┌────────

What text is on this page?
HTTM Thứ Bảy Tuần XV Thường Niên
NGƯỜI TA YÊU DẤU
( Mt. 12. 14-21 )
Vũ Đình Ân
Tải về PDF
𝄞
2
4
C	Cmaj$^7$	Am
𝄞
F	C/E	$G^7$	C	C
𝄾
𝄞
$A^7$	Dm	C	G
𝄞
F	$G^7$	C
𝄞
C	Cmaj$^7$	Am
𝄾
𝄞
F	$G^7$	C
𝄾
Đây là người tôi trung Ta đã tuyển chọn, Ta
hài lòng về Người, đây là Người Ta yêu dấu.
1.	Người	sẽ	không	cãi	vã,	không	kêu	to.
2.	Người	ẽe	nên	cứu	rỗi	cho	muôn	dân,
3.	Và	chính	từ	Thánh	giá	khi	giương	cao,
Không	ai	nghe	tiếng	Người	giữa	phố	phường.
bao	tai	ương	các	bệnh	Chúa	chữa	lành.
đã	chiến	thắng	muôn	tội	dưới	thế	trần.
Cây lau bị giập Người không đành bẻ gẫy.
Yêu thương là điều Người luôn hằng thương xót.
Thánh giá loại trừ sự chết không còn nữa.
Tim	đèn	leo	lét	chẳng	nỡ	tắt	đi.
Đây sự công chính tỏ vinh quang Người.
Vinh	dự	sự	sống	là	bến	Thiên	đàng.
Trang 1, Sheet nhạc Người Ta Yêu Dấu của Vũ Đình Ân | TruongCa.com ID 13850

└────────

PROBLEM DETAILS:
Write out each line of the data above again, exactly as given.

WORKED ANSWER:
What text is on this page?
HTTM Thứ Bảy Tuần XV Thường Niên
NGƯỜI TA YÊU DẤU
( Mt. 12. 14-21 )
Vũ Đình Ân
Tải về PDF
𝄞
2
4
C	Cmaj$^7$	Am
𝄞
F	C/E	$G^7$	C	C
𝄾
𝄞
$A^7$	Dm	C	G
𝄞
F	$G^7$	C
𝄞
C	Cmaj$^7$	Am
𝄾
𝄞
F	$G^7$	C
𝄾
Đây là người tôi trung Ta đã tuyển chọn, Ta
hài lòng về Người, đây là Người Ta yêu dấu.
1.	Người	sẽ	không	cãi	vã,	không	kêu	to.
2.	Người	ẽe	nên	cứu	rỗi	cho	muôn	dân,
3.	Và	chính	từ	Thánh	giá	khi	giương	cao,
Không	ai	nghe	tiếng	Người	giữa	phố	phường.
bao	tai	ương	các	bệnh	Chúa	chữa	lành.
đã	chiến	thắng	muôn	tội	dưới	thế	trần.
Cây lau bị giập Người không đành bẻ gẫy.
Yêu thương là điều Người luôn hằng thương xót.
Thánh giá loại trừ sự chết không còn nữa.
Tim	đèn	leo	lét	chẳng	nỡ	tắt	đi.
Đây sự công chính tỏ vinh quang Người.
Vinh	dự	sự	sống	là	bến	Thiên	đàng.
Trang 1, Sheet nhạc Người Ta Yêu Dấu của Vũ Đình Ân | TruongCa.com ID 13850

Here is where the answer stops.